--- Start Entries ---
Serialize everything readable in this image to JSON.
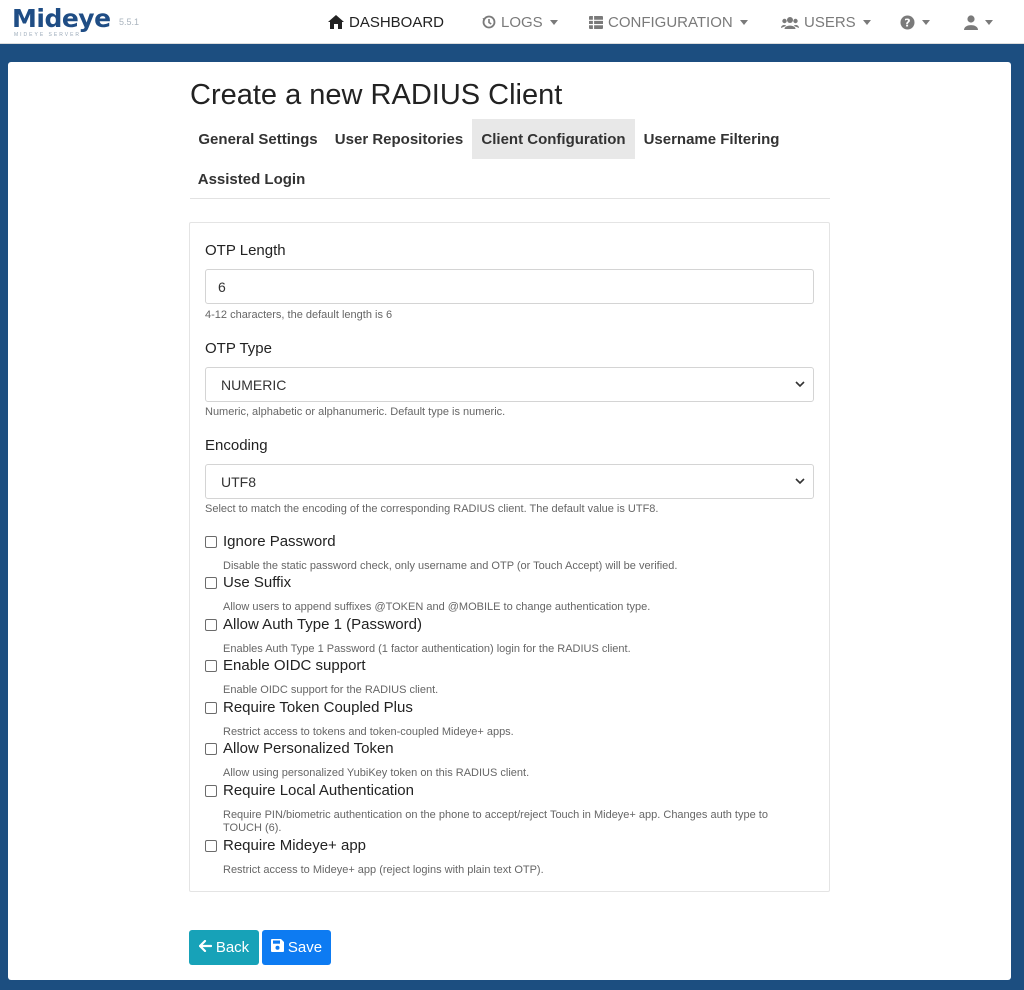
{
  "app": {
    "brand": "Mideye",
    "brand_sub": "MIDEYE SERVER",
    "version": "5.5.1"
  },
  "nav": {
    "dashboard": "DASHBOARD",
    "logs": "LOGS",
    "configuration": "CONFIGURATION",
    "users": "USERS"
  },
  "page": {
    "title": "Create a new RADIUS Client"
  },
  "tabs": [
    {
      "label": "General Settings",
      "active": false
    },
    {
      "label": "User Repositories",
      "active": false
    },
    {
      "label": "Client Configuration",
      "active": true
    },
    {
      "label": "Username Filtering",
      "active": false
    },
    {
      "label": "Assisted Login",
      "active": false
    }
  ],
  "form": {
    "otp_length": {
      "label": "OTP Length",
      "value": "6",
      "help": "4-12 characters, the default length is 6"
    },
    "otp_type": {
      "label": "OTP Type",
      "value": "NUMERIC",
      "help": "Numeric, alphabetic or alphanumeric. Default type is numeric."
    },
    "encoding": {
      "label": "Encoding",
      "value": "UTF8",
      "help": "Select to match the encoding of the corresponding RADIUS client. The default value is UTF8."
    },
    "checkboxes": [
      {
        "label": "Ignore Password",
        "help": "Disable the static password check, only username and OTP (or Touch Accept) will be verified.",
        "checked": false
      },
      {
        "label": "Use Suffix",
        "help": "Allow users to append suffixes @TOKEN and @MOBILE to change authentication type.",
        "checked": false
      },
      {
        "label": "Allow Auth Type 1 (Password)",
        "help": "Enables Auth Type 1 Password (1 factor authentication) login for the RADIUS client.",
        "checked": false
      },
      {
        "label": "Enable OIDC support",
        "help": "Enable OIDC support for the RADIUS client.",
        "checked": false
      },
      {
        "label": "Require Token Coupled Plus",
        "help": "Restrict access to tokens and token-coupled Mideye+ apps.",
        "checked": false
      },
      {
        "label": "Allow Personalized Token",
        "help": "Allow using personalized YubiKey token on this RADIUS client.",
        "checked": false
      },
      {
        "label": "Require Local Authentication",
        "help": "Require PIN/biometric authentication on the phone to accept/reject Touch in Mideye+ app. Changes auth type to TOUCH (6).",
        "checked": false
      },
      {
        "label": "Require Mideye+ app",
        "help": "Restrict access to Mideye+ app (reject logins with plain text OTP).",
        "checked": false
      }
    ]
  },
  "buttons": {
    "back": "Back",
    "save": "Save"
  },
  "colors": {
    "brand_blue": "#1f4d85",
    "background_blue": "#1c4e80",
    "back_button": "#17a2b8",
    "save_button": "#0d7bf2"
  }
}
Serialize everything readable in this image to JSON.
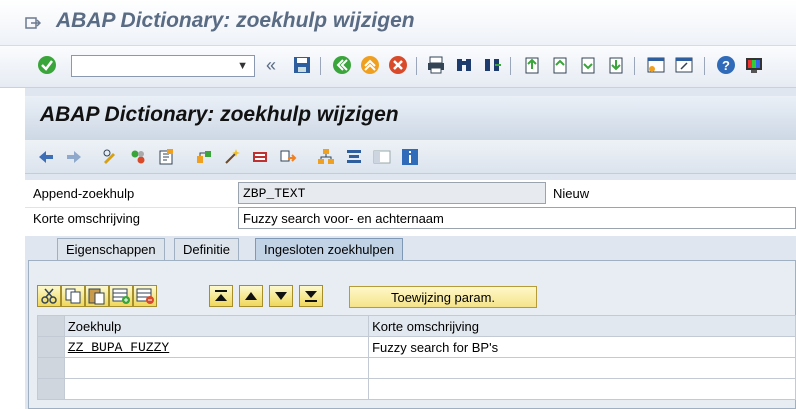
{
  "window_title": "ABAP Dictionary: zoekhulp wijzigen",
  "screen_title": "ABAP Dictionary: zoekhulp wijzigen",
  "command_field": {
    "value": ""
  },
  "form": {
    "append_label": "Append-zoekhulp",
    "append_value": "ZBP_TEXT",
    "append_status": "Nieuw",
    "desc_label": "Korte omschrijving",
    "desc_value": "Fuzzy search voor- en achternaam"
  },
  "tabs": [
    {
      "label": "Eigenschappen"
    },
    {
      "label": "Definitie"
    },
    {
      "label": "Ingesloten zoekhulpen",
      "active": true
    }
  ],
  "assign_button": "Toewijzing param.",
  "table": {
    "headers": [
      "Zoekhulp",
      "Korte omschrijving"
    ],
    "rows": [
      [
        "ZZ_BUPA_FUZZY",
        "Fuzzy search for BP's"
      ],
      [
        "",
        ""
      ],
      [
        "",
        ""
      ]
    ]
  },
  "colors": {
    "title": "#5a6b84",
    "accent": "#f0d85a"
  }
}
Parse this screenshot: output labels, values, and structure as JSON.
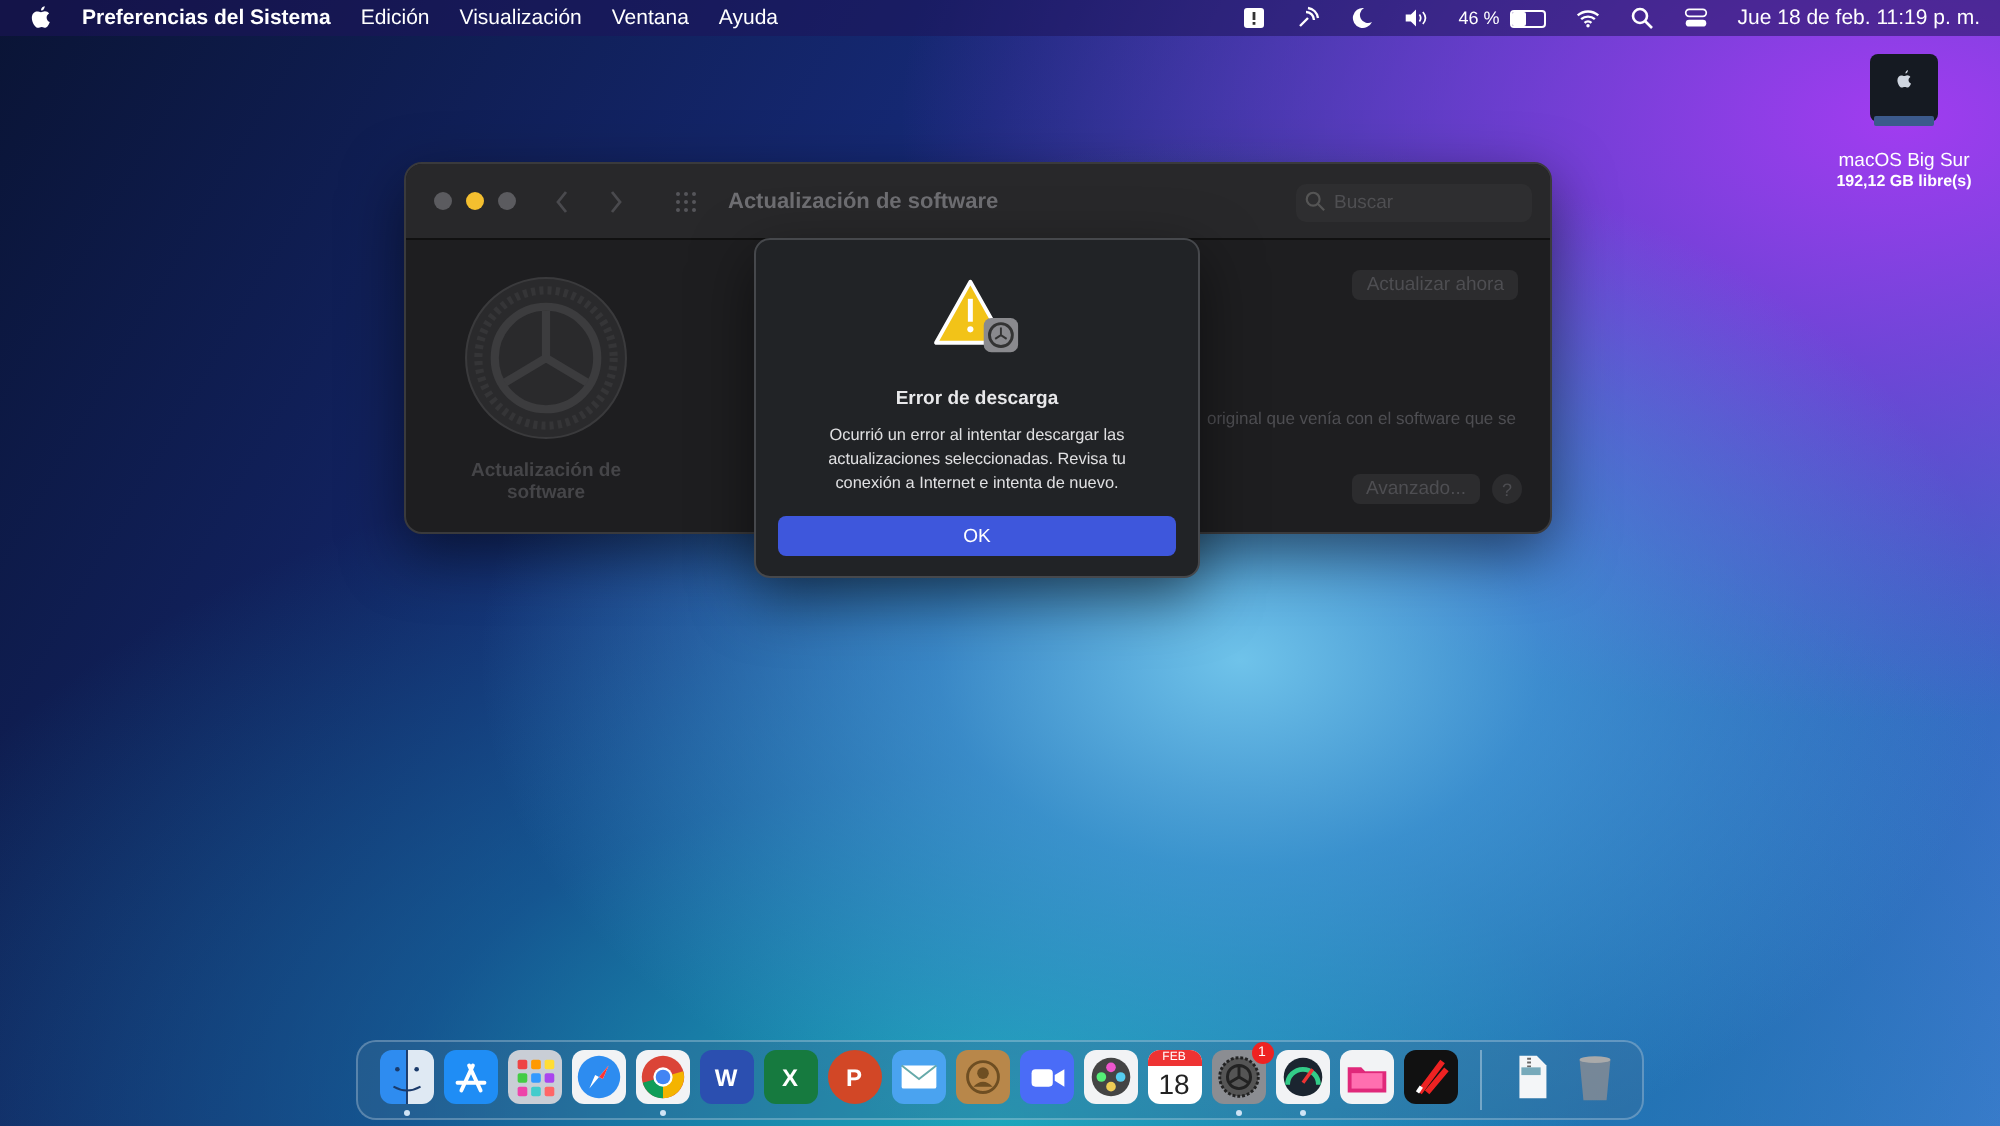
{
  "menu_bar": {
    "app_name": "Preferencias del Sistema",
    "menus": [
      "Edición",
      "Visualización",
      "Ventana",
      "Ayuda"
    ],
    "battery": {
      "reading": "46 %",
      "level": 0.46
    },
    "clock": "Jue 18 de feb.  11:19 p. m."
  },
  "desktop_icon": {
    "name": "macOS Big Sur",
    "detail": "192,12 GB libre(s)"
  },
  "window": {
    "title": "Actualización de software",
    "search": {
      "placeholder": "Buscar"
    },
    "pane_label": "Actualización de software",
    "update_button": "Actualizar ahora",
    "note": "original que venía con el software que se",
    "advanced_button": "Avanzado...",
    "help_button": "?"
  },
  "dialog": {
    "title": "Error de descarga",
    "message": "Ocurrió un error al intentar descargar las actualizaciones seleccionadas. Revisa tu conexión a Internet e intenta de nuevo.",
    "button": "OK"
  },
  "dock": [
    {
      "kind": "finder",
      "running": true
    },
    {
      "kind": "appstore",
      "running": false
    },
    {
      "kind": "launchpad",
      "running": false
    },
    {
      "kind": "safari",
      "running": false
    },
    {
      "kind": "chrome",
      "running": true
    },
    {
      "kind": "word",
      "running": false,
      "label": "W"
    },
    {
      "kind": "excel",
      "running": false,
      "label": "X"
    },
    {
      "kind": "powerpoint",
      "running": false,
      "label": "P"
    },
    {
      "kind": "mail",
      "running": false
    },
    {
      "kind": "contacts",
      "running": false
    },
    {
      "kind": "zoom",
      "running": false
    },
    {
      "kind": "photos",
      "running": false
    },
    {
      "kind": "calendar",
      "running": false,
      "month": "FEB",
      "day": "18"
    },
    {
      "kind": "settings",
      "running": true,
      "badge": "1"
    },
    {
      "kind": "gauge",
      "running": true
    },
    {
      "kind": "folder",
      "running": false
    },
    {
      "kind": "tools",
      "running": false
    },
    {
      "kind": "separator"
    },
    {
      "kind": "archive",
      "running": false
    },
    {
      "kind": "trash",
      "running": false
    }
  ]
}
--- End Entries ---
**Stated task:**
Would you mind returning each entry above word for word, skipping the images?

**Complete output:**
Serialize everything readable in this image to JSON.
{
  "app": {
    "brand": "Mideye",
    "brand_sub": "MIDEYE SERVER",
    "version": "5.5.1"
  },
  "nav": {
    "dashboard": "DASHBOARD",
    "logs": "LOGS",
    "configuration": "CONFIGURATION",
    "users": "USERS"
  },
  "page": {
    "title": "Create a new RADIUS Client"
  },
  "tabs": [
    {
      "label": "General Settings",
      "active": false
    },
    {
      "label": "User Repositories",
      "active": false
    },
    {
      "label": "Client Configuration",
      "active": true
    },
    {
      "label": "Username Filtering",
      "active": false
    },
    {
      "label": "Assisted Login",
      "active": false
    }
  ],
  "form": {
    "otp_length": {
      "label": "OTP Length",
      "value": "6",
      "help": "4-12 characters, the default length is 6"
    },
    "otp_type": {
      "label": "OTP Type",
      "value": "NUMERIC",
      "help": "Numeric, alphabetic or alphanumeric. Default type is numeric."
    },
    "encoding": {
      "label": "Encoding",
      "value": "UTF8",
      "help": "Select to match the encoding of the corresponding RADIUS client. The default value is UTF8."
    },
    "checkboxes": [
      {
        "label": "Ignore Password",
        "help": "Disable the static password check, only username and OTP (or Touch Accept) will be verified.",
        "checked": false
      },
      {
        "label": "Use Suffix",
        "help": "Allow users to append suffixes @TOKEN and @MOBILE to change authentication type.",
        "checked": false
      },
      {
        "label": "Allow Auth Type 1 (Password)",
        "help": "Enables Auth Type 1 Password (1 factor authentication) login for the RADIUS client.",
        "checked": false
      },
      {
        "label": "Enable OIDC support",
        "help": "Enable OIDC support for the RADIUS client.",
        "checked": false
      },
      {
        "label": "Require Token Coupled Plus",
        "help": "Restrict access to tokens and token-coupled Mideye+ apps.",
        "checked": false
      },
      {
        "label": "Allow Personalized Token",
        "help": "Allow using personalized YubiKey token on this RADIUS client.",
        "checked": false
      },
      {
        "label": "Require Local Authentication",
        "help": "Require PIN/biometric authentication on the phone to accept/reject Touch in Mideye+ app. Changes auth type to TOUCH (6).",
        "checked": false
      },
      {
        "label": "Require Mideye+ app",
        "help": "Restrict access to Mideye+ app (reject logins with plain text OTP).",
        "checked": false
      }
    ]
  },
  "buttons": {
    "back": "Back",
    "save": "Save"
  },
  "colors": {
    "brand_blue": "#1f4d85",
    "background_blue": "#1c4e80",
    "back_button": "#17a2b8",
    "save_button": "#0d7bf2"
  }
}
Serialize everything readable in this image to JSON.
{
  "window_title": "ABAP Dictionary: zoekhulp wijzigen",
  "screen_title": "ABAP Dictionary: zoekhulp wijzigen",
  "command_field": {
    "value": ""
  },
  "form": {
    "append_label": "Append-zoekhulp",
    "append_value": "ZBP_TEXT",
    "append_status": "Nieuw",
    "desc_label": "Korte omschrijving",
    "desc_value": "Fuzzy search voor- en achternaam"
  },
  "tabs": [
    {
      "label": "Eigenschappen"
    },
    {
      "label": "Definitie"
    },
    {
      "label": "Ingesloten zoekhulpen",
      "active": true
    }
  ],
  "assign_button": "Toewijzing param.",
  "table": {
    "headers": [
      "Zoekhulp",
      "Korte omschrijving"
    ],
    "rows": [
      [
        "ZZ_BUPA_FUZZY",
        "Fuzzy search for BP's"
      ],
      [
        "",
        ""
      ],
      [
        "",
        ""
      ]
    ]
  },
  "colors": {
    "title": "#5a6b84",
    "accent": "#f0d85a"
  }
}
Parse this screenshot: output labels, values, and structure as JSON.
{
  "menu_bar": {
    "app_name": "Preferencias del Sistema",
    "menus": [
      "Edición",
      "Visualización",
      "Ventana",
      "Ayuda"
    ],
    "battery": {
      "reading": "46 %",
      "level": 0.46
    },
    "clock": "Jue 18 de feb.  11:19 p. m."
  },
  "desktop_icon": {
    "name": "macOS Big Sur",
    "detail": "192,12 GB libre(s)"
  },
  "window": {
    "title": "Actualización de software",
    "search": {
      "placeholder": "Buscar"
    },
    "pane_label": "Actualización de software",
    "update_button": "Actualizar ahora",
    "note": "original que venía con el software que se",
    "advanced_button": "Avanzado...",
    "help_button": "?"
  },
  "dialog": {
    "title": "Error de descarga",
    "message": "Ocurrió un error al intentar descargar las actualizaciones seleccionadas. Revisa tu conexión a Internet e intenta de nuevo.",
    "button": "OK"
  },
  "dock": [
    {
      "kind": "finder",
      "running": true
    },
    {
      "kind": "appstore",
      "running": false
    },
    {
      "kind": "launchpad",
      "running": false
    },
    {
      "kind": "safari",
      "running": false
    },
    {
      "kind": "chrome",
      "running": true
    },
    {
      "kind": "word",
      "running": false,
      "label": "W"
    },
    {
      "kind": "excel",
      "running": false,
      "label": "X"
    },
    {
      "kind": "powerpoint",
      "running": false,
      "label": "P"
    },
    {
      "kind": "mail",
      "running": false
    },
    {
      "kind": "contacts",
      "running": false
    },
    {
      "kind": "zoom",
      "running": false
    },
    {
      "kind": "photos",
      "running": false
    },
    {
      "kind": "calendar",
      "running": false,
      "month": "FEB",
      "day": "18"
    },
    {
      "kind": "settings",
      "running": true,
      "badge": "1"
    },
    {
      "kind": "gauge",
      "running": true
    },
    {
      "kind": "folder",
      "running": false
    },
    {
      "kind": "tools",
      "running": false
    },
    {
      "kind": "separator"
    },
    {
      "kind": "archive",
      "running": false
    },
    {
      "kind": "trash",
      "running": false
    }
  ]
}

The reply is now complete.